Stated task: Which lines hold the string "right"? Copy every one of them.

Extracted data:

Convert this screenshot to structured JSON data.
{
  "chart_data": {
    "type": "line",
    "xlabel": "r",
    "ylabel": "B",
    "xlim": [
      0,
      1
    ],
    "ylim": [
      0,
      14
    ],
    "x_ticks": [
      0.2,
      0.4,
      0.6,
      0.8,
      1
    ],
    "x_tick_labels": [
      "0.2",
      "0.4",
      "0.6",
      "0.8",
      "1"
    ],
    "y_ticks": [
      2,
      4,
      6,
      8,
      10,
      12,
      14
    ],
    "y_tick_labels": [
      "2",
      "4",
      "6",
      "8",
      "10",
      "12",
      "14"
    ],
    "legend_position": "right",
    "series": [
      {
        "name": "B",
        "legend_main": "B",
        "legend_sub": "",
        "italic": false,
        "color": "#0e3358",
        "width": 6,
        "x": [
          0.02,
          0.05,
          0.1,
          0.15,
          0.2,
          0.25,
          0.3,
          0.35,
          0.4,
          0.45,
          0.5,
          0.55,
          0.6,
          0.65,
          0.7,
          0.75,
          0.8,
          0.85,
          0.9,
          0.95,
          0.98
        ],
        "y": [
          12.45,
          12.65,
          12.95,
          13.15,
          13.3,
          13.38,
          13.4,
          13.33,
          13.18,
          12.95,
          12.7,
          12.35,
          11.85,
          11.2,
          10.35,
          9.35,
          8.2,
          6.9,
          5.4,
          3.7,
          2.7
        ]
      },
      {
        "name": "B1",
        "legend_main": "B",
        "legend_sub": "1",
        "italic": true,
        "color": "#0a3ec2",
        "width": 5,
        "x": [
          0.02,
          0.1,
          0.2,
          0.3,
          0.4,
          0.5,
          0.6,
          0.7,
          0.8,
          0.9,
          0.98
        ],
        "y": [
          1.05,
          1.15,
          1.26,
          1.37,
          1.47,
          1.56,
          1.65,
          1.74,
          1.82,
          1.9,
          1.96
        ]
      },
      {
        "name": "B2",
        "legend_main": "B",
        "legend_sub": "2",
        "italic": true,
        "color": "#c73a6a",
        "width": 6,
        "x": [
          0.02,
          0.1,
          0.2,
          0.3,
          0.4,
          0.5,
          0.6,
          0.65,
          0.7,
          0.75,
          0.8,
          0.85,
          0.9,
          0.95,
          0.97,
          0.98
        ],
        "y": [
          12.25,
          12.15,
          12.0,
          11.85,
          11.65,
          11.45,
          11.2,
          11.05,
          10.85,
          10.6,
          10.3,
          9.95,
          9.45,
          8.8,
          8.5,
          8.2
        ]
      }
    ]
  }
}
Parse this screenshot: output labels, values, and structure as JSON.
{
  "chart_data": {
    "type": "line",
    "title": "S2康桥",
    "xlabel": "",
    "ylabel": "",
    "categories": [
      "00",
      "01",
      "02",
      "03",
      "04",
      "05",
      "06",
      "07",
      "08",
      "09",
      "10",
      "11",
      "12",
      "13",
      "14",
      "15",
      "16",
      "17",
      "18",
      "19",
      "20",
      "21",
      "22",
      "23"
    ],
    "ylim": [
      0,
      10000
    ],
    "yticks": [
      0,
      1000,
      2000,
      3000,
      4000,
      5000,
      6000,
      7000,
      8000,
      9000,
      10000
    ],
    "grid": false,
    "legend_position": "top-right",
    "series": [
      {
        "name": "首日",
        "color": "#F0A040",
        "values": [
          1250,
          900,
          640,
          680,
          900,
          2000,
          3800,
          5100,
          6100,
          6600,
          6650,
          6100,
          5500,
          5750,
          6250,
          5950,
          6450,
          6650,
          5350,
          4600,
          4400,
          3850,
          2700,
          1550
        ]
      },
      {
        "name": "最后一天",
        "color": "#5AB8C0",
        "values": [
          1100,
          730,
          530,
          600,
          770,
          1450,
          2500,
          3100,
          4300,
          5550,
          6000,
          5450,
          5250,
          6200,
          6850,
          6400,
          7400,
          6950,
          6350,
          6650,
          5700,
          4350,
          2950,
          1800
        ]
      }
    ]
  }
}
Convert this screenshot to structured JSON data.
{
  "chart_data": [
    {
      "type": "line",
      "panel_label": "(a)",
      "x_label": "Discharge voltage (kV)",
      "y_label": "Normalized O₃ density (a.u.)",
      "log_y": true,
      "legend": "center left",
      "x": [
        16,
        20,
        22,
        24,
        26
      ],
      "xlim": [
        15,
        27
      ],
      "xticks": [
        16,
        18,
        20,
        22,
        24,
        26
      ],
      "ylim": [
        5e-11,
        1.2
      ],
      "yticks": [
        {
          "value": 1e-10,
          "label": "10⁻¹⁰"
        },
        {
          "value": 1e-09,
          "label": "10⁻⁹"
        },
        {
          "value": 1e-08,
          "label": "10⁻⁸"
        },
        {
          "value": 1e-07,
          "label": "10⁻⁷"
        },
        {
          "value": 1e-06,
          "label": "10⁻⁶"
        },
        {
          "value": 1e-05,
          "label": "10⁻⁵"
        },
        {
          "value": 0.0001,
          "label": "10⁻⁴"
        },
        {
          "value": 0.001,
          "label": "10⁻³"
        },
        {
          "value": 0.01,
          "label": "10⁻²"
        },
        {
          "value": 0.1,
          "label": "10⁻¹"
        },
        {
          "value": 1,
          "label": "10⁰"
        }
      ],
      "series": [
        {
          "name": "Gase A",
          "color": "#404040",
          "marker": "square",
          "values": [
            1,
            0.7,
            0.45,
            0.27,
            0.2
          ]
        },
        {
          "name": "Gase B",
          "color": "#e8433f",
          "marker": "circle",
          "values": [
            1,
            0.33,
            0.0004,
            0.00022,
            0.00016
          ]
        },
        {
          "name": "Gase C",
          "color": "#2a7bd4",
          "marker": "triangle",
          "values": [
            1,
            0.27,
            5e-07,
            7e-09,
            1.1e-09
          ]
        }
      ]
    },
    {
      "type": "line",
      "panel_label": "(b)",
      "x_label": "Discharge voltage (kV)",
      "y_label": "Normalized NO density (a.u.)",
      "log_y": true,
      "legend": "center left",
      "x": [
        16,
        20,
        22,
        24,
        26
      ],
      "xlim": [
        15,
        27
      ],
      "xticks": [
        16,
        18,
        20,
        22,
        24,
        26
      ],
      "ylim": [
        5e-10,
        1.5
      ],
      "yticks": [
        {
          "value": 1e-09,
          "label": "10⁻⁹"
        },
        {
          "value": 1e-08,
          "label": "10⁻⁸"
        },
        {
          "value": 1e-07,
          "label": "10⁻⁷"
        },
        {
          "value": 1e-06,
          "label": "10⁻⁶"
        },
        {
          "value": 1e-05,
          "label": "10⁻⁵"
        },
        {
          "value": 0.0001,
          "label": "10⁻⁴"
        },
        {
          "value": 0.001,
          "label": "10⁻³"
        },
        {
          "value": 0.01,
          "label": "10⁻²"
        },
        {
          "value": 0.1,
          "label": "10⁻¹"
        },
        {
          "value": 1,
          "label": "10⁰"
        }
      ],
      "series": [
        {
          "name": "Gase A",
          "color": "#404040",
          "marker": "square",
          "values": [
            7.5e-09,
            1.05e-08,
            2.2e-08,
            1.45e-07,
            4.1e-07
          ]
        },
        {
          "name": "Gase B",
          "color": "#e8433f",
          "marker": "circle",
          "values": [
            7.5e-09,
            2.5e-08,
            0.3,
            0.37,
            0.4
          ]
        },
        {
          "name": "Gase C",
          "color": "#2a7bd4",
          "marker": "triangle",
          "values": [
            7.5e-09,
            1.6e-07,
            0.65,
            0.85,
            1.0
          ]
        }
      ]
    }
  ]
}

--

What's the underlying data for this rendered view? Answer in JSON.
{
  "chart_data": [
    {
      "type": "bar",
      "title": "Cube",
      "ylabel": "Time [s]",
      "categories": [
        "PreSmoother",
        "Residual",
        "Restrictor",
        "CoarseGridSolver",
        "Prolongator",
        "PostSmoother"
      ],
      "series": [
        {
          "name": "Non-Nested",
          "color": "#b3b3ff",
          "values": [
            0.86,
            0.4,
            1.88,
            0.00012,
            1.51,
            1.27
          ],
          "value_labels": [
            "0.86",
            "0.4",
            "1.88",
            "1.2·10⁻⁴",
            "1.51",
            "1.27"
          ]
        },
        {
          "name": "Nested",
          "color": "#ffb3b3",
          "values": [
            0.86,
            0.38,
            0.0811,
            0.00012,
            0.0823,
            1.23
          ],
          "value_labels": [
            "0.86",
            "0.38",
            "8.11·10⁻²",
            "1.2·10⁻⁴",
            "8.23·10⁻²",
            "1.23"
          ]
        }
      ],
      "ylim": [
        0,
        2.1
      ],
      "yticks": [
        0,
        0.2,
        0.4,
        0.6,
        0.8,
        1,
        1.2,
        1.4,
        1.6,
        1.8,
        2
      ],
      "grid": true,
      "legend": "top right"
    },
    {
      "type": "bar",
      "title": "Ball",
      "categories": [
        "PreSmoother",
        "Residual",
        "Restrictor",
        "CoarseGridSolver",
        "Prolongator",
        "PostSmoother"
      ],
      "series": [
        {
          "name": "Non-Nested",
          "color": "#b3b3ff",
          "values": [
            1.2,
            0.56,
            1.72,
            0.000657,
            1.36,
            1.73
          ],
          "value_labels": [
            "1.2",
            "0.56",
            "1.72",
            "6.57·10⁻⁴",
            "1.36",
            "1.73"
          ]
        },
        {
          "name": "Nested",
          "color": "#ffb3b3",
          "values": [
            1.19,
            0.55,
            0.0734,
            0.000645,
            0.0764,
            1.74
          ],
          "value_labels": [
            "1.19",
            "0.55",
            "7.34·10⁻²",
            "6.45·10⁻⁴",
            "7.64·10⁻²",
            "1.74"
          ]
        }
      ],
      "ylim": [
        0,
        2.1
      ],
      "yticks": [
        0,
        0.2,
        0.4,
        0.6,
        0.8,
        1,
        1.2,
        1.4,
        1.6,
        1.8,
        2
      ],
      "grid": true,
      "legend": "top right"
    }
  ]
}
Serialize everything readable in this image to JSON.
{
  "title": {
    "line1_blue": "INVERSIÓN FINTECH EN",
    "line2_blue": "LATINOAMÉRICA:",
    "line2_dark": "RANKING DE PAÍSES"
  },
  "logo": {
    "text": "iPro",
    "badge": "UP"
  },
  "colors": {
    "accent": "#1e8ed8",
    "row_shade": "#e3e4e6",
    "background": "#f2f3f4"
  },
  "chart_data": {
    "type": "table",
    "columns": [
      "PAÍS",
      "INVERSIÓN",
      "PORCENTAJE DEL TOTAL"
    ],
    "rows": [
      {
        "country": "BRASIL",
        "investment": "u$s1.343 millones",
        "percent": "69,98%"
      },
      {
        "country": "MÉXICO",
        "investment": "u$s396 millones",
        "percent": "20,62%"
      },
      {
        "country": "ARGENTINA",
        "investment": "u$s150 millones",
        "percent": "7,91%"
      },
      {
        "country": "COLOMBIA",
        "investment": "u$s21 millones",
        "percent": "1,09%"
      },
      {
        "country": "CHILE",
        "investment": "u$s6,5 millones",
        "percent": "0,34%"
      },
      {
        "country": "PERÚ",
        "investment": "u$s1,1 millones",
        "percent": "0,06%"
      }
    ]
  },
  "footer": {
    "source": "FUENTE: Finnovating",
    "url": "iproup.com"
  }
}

...

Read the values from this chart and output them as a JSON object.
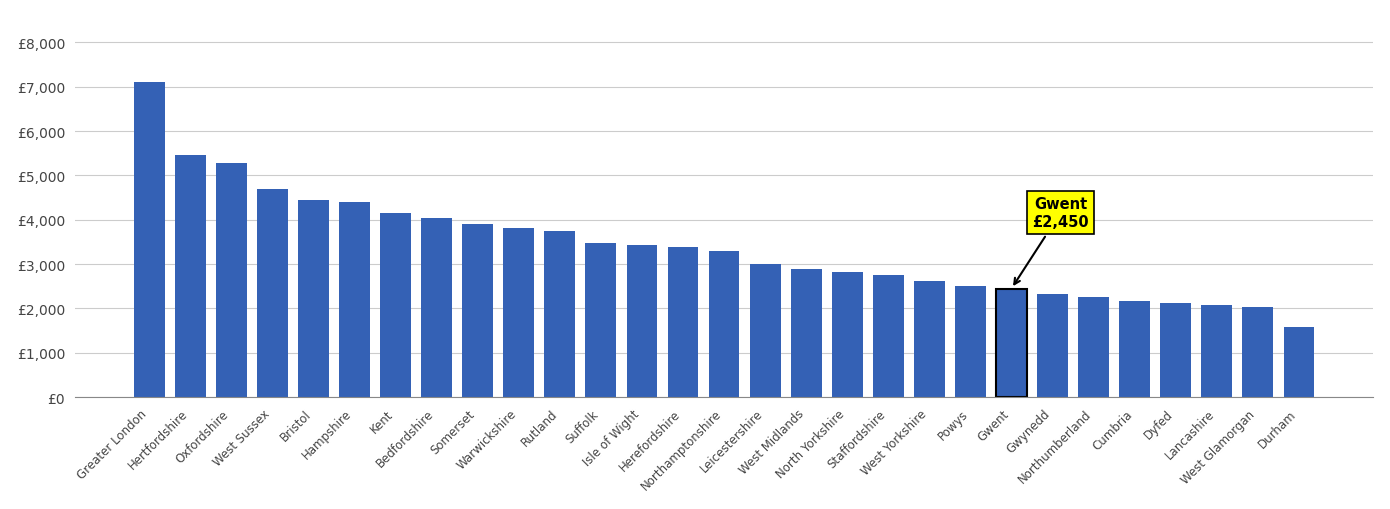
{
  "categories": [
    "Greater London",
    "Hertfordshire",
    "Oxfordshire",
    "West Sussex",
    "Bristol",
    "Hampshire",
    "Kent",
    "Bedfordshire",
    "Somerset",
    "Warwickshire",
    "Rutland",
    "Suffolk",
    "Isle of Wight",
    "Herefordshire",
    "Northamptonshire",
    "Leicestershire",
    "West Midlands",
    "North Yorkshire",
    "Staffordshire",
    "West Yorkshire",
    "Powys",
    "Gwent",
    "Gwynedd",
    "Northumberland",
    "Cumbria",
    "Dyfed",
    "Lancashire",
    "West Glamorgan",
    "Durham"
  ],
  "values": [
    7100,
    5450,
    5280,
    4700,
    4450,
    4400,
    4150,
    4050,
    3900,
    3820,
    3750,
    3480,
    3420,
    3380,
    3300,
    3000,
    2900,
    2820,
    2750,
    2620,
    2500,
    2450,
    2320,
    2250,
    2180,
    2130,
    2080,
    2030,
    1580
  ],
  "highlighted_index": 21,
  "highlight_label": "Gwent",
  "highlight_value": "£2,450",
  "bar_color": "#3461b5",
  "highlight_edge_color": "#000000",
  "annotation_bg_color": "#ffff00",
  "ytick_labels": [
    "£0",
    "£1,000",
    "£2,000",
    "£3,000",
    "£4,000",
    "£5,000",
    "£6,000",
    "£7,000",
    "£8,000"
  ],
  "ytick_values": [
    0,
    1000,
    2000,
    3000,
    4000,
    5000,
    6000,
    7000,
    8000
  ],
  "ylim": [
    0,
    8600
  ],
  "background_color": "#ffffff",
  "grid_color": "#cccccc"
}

Exercise answer:
    "legend_position": "right",
    "legend_position": "top-right",
      "legend": "top right"
      "legend": "top right"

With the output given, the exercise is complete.